Your objective. Among the lines below, how many carry the string "JSON"? Reply with a number and nothing else.

##############################

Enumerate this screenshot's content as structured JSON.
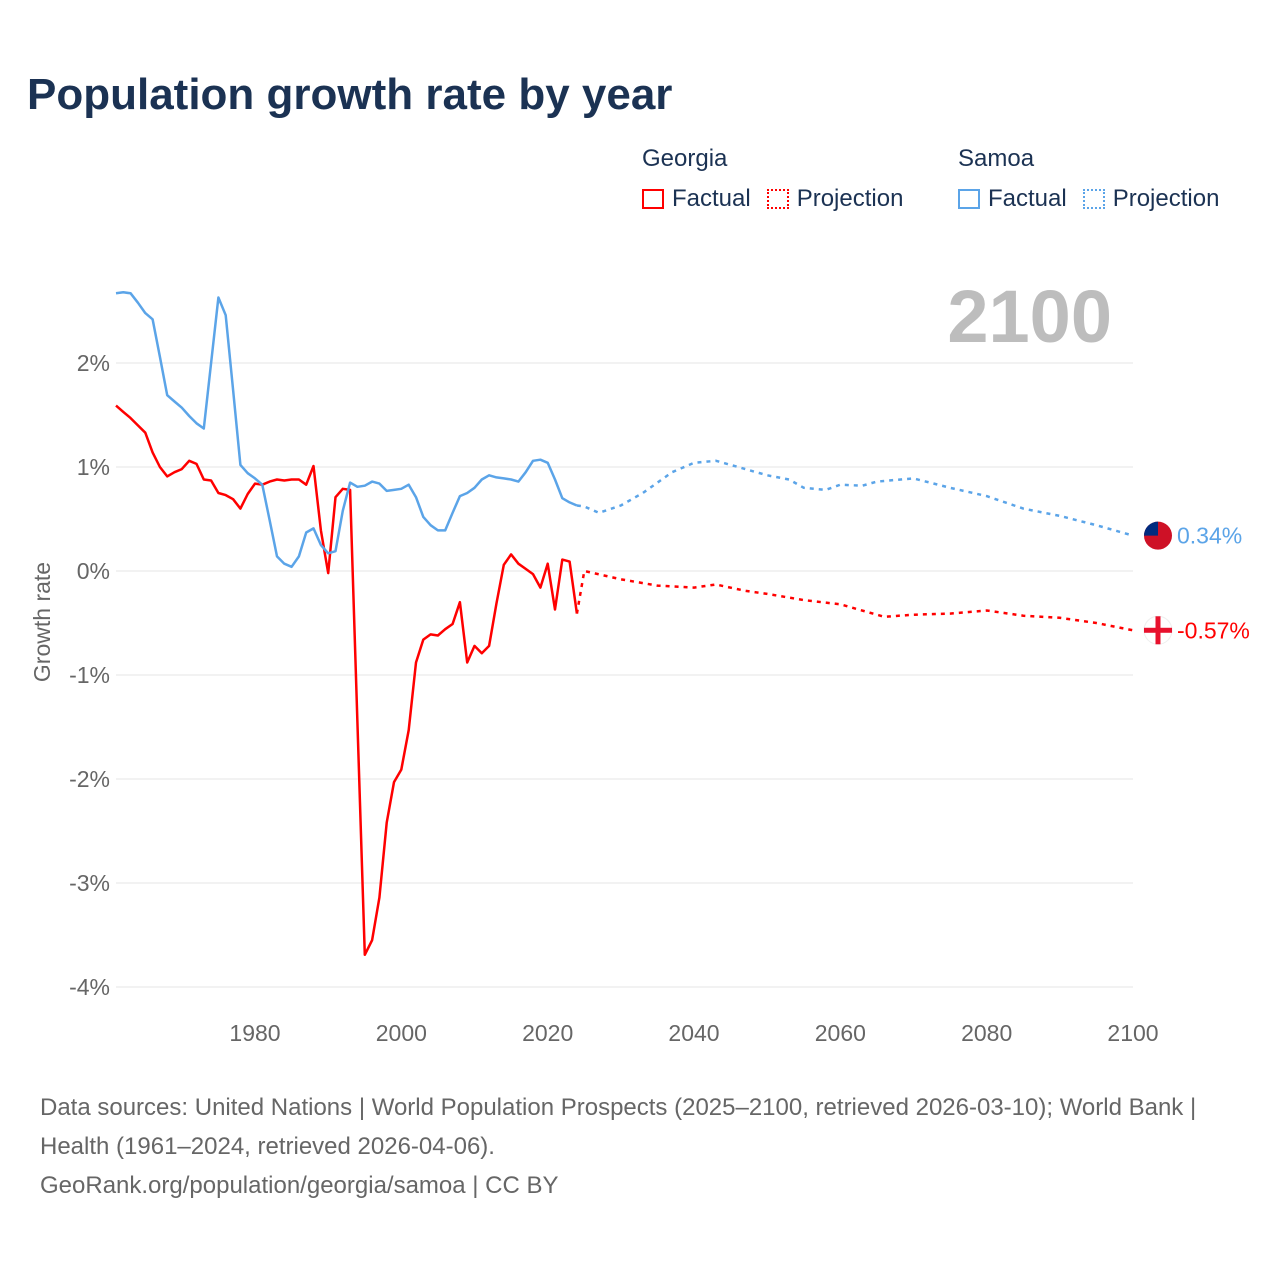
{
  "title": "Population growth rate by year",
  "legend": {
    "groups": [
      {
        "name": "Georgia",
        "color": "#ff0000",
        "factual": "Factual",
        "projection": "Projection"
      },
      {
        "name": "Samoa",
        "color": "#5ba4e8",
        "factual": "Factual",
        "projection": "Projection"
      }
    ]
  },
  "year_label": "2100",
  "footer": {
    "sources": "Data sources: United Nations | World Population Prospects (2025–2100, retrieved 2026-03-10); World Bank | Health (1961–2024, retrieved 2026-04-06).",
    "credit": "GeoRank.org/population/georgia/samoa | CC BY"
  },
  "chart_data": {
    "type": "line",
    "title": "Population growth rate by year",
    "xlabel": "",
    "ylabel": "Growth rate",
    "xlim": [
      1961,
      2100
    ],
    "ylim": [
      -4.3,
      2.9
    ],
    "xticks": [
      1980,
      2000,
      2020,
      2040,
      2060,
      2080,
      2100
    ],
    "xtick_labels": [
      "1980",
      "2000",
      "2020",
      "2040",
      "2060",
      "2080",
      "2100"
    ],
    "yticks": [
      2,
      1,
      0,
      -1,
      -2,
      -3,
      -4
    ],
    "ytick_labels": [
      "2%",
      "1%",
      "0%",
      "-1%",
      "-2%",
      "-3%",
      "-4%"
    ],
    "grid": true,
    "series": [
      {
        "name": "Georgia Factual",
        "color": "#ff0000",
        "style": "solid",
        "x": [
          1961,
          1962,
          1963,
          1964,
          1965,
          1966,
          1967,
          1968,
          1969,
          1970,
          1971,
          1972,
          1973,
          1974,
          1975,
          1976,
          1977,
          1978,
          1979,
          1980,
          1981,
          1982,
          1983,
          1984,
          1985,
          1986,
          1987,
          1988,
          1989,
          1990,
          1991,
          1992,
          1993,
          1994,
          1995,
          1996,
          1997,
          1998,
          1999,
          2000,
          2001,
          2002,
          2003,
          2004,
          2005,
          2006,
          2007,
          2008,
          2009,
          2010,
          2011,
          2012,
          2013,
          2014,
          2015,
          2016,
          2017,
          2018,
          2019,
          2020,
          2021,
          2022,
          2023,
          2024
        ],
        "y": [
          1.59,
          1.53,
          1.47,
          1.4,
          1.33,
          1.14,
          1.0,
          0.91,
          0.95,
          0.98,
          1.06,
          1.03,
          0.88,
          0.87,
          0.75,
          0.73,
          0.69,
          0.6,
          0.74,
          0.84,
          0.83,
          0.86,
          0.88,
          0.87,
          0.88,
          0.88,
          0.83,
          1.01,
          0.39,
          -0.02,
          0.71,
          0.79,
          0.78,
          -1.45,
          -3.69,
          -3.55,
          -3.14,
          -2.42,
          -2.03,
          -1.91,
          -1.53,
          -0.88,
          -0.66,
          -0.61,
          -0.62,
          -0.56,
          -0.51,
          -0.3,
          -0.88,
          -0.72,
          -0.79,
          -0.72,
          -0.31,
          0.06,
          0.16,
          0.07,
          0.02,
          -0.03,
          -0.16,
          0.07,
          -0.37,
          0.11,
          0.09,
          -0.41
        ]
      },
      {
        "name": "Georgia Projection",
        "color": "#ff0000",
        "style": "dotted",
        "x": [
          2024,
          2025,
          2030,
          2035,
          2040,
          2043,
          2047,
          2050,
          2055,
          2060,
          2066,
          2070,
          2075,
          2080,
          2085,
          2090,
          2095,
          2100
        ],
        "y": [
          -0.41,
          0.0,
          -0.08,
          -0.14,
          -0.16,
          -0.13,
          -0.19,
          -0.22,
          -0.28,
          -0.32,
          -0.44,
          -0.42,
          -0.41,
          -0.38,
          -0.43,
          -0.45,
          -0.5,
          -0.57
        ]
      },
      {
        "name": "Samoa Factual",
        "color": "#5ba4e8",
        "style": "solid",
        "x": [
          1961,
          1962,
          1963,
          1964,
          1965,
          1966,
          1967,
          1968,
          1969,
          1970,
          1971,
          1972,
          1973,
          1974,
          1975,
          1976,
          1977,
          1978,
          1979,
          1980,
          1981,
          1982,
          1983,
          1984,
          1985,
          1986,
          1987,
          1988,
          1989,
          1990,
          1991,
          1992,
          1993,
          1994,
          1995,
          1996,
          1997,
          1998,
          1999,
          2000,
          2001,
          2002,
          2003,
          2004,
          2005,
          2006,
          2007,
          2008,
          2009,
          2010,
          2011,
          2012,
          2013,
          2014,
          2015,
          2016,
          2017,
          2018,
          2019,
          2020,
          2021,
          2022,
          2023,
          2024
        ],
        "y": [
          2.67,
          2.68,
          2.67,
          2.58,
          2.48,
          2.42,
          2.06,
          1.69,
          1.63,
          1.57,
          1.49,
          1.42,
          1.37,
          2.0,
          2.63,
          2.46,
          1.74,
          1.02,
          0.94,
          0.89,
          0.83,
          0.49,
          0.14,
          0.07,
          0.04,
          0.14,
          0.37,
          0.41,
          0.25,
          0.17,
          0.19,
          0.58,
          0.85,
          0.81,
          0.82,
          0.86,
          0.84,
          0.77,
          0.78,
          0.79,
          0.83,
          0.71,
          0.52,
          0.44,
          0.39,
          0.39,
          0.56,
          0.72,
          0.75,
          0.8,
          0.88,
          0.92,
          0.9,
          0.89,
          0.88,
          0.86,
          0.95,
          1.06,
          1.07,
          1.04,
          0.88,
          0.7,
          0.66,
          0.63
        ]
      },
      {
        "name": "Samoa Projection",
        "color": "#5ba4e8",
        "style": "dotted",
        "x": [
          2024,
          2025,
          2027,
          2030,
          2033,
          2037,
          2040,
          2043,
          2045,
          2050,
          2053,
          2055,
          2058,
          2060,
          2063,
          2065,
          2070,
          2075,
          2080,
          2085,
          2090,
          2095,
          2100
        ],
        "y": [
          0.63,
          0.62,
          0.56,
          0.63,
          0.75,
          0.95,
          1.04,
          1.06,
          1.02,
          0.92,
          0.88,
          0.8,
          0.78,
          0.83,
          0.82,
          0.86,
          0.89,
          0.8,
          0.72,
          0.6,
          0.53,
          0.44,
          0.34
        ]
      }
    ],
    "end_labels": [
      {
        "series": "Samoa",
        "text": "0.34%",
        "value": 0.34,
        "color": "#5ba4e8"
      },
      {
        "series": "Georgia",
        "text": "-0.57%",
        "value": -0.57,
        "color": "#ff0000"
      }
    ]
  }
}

##############################

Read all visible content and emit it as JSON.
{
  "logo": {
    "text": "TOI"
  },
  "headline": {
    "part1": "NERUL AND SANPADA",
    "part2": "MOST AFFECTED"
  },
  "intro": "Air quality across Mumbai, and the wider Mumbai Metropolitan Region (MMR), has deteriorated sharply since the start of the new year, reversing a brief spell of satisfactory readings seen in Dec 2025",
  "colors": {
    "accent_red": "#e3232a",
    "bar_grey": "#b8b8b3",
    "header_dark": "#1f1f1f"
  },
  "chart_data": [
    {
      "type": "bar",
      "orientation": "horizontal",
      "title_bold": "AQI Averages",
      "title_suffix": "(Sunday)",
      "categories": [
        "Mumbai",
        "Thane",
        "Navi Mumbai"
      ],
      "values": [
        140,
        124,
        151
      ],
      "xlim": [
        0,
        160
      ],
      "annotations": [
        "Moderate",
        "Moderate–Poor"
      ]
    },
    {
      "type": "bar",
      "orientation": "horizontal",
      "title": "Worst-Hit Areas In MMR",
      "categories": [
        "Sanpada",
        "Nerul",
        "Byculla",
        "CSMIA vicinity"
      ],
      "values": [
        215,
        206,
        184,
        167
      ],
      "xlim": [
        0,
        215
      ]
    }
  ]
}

##############################

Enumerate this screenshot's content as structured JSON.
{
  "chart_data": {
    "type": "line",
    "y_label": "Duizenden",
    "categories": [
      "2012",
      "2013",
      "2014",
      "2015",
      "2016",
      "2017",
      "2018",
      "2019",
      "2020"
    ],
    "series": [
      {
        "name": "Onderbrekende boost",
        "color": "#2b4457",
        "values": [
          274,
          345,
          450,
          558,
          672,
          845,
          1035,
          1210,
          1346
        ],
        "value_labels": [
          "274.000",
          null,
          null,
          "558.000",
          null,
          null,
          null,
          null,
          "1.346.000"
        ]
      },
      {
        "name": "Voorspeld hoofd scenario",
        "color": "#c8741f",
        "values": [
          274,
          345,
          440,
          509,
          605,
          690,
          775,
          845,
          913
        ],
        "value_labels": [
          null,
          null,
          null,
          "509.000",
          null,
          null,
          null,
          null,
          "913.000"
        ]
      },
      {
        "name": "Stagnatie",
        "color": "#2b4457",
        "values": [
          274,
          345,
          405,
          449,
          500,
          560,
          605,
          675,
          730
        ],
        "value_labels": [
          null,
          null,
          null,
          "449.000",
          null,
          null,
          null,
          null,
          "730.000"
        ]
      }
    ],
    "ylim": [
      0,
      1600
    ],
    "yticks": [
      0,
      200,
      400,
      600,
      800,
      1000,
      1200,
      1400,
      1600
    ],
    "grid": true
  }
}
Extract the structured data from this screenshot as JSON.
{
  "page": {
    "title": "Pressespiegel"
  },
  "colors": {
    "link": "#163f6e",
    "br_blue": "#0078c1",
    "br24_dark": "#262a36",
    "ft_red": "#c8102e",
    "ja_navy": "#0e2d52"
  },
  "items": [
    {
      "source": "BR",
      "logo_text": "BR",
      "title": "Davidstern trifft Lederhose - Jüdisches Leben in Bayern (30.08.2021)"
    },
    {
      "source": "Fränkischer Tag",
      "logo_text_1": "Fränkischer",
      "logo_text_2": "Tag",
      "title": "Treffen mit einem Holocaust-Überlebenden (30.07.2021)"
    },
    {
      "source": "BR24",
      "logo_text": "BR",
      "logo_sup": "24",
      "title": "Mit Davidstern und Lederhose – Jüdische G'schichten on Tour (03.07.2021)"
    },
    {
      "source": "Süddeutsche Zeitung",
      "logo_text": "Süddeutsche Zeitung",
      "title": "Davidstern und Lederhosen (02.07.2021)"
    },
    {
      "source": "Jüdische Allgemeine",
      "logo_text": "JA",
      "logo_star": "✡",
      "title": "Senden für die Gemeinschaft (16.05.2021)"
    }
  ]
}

##############################

Solution to the problem. 4